■ **Task statement**
Locate each line in the records containing "wipe". Copy it.

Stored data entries
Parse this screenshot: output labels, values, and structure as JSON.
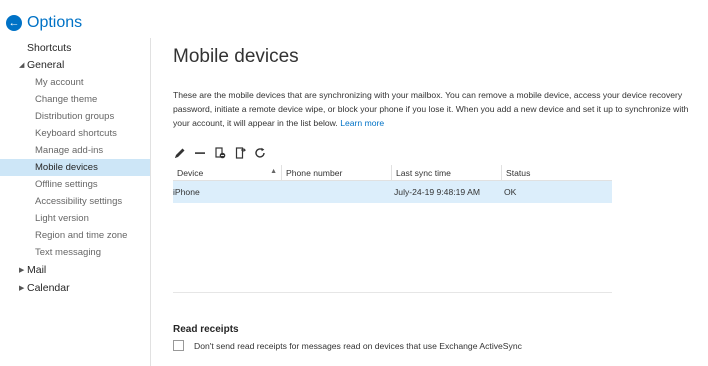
{
  "header": {
    "title": "Options",
    "back_icon": "back-arrow-icon"
  },
  "sidebar": {
    "items": [
      {
        "label": "Shortcuts",
        "level": "top",
        "caret": ""
      },
      {
        "label": "General",
        "level": "top",
        "caret": "◢"
      },
      {
        "label": "My account",
        "level": "sub"
      },
      {
        "label": "Change theme",
        "level": "sub"
      },
      {
        "label": "Distribution groups",
        "level": "sub"
      },
      {
        "label": "Keyboard shortcuts",
        "level": "sub"
      },
      {
        "label": "Manage add-ins",
        "level": "sub"
      },
      {
        "label": "Mobile devices",
        "level": "sub",
        "selected": true
      },
      {
        "label": "Offline settings",
        "level": "sub"
      },
      {
        "label": "Accessibility settings",
        "level": "sub"
      },
      {
        "label": "Light version",
        "level": "sub"
      },
      {
        "label": "Region and time zone",
        "level": "sub"
      },
      {
        "label": "Text messaging",
        "level": "sub"
      },
      {
        "label": "Mail",
        "level": "top",
        "caret": "▶"
      },
      {
        "label": "Calendar",
        "level": "top",
        "caret": "▶"
      }
    ]
  },
  "main": {
    "title": "Mobile devices",
    "description": "These are the mobile devices that are synchronizing with your mailbox. You can remove a mobile device, access your device recovery password, initiate a remote device wipe, or block your phone if you lose it. When you add a new device and set it up to synchronize with your account, it will appear in the list below.",
    "learn_more": "Learn more",
    "toolbar": [
      "edit-icon",
      "remove-icon",
      "block-icon",
      "wipe-icon",
      "refresh-icon"
    ],
    "table": {
      "columns": [
        "Device",
        "Phone number",
        "Last sync time",
        "Status"
      ],
      "sort_indicator": "▲",
      "rows": [
        {
          "device": "iPhone",
          "phone": "",
          "last_sync": "July-24-19 9:48:19 AM",
          "status": "OK"
        }
      ]
    },
    "read_receipts": {
      "title": "Read receipts",
      "checkbox_label": "Don't send read receipts for messages read on devices that use Exchange ActiveSync",
      "checked": false
    }
  },
  "colors": {
    "accent": "#0072c6",
    "selected_bg": "#cde6f7",
    "row_highlight": "#dceefb"
  }
}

■ **Answer to this exercise**
    "description": "These are the mobile devices that are synchronizing with your mailbox. You can remove a mobile device, access your device recovery password, initiate a remote device wipe, or block your phone if you lose it. When you add a new device and set it up to synchronize with your account, it will appear in the list below.",
      "wipe-icon",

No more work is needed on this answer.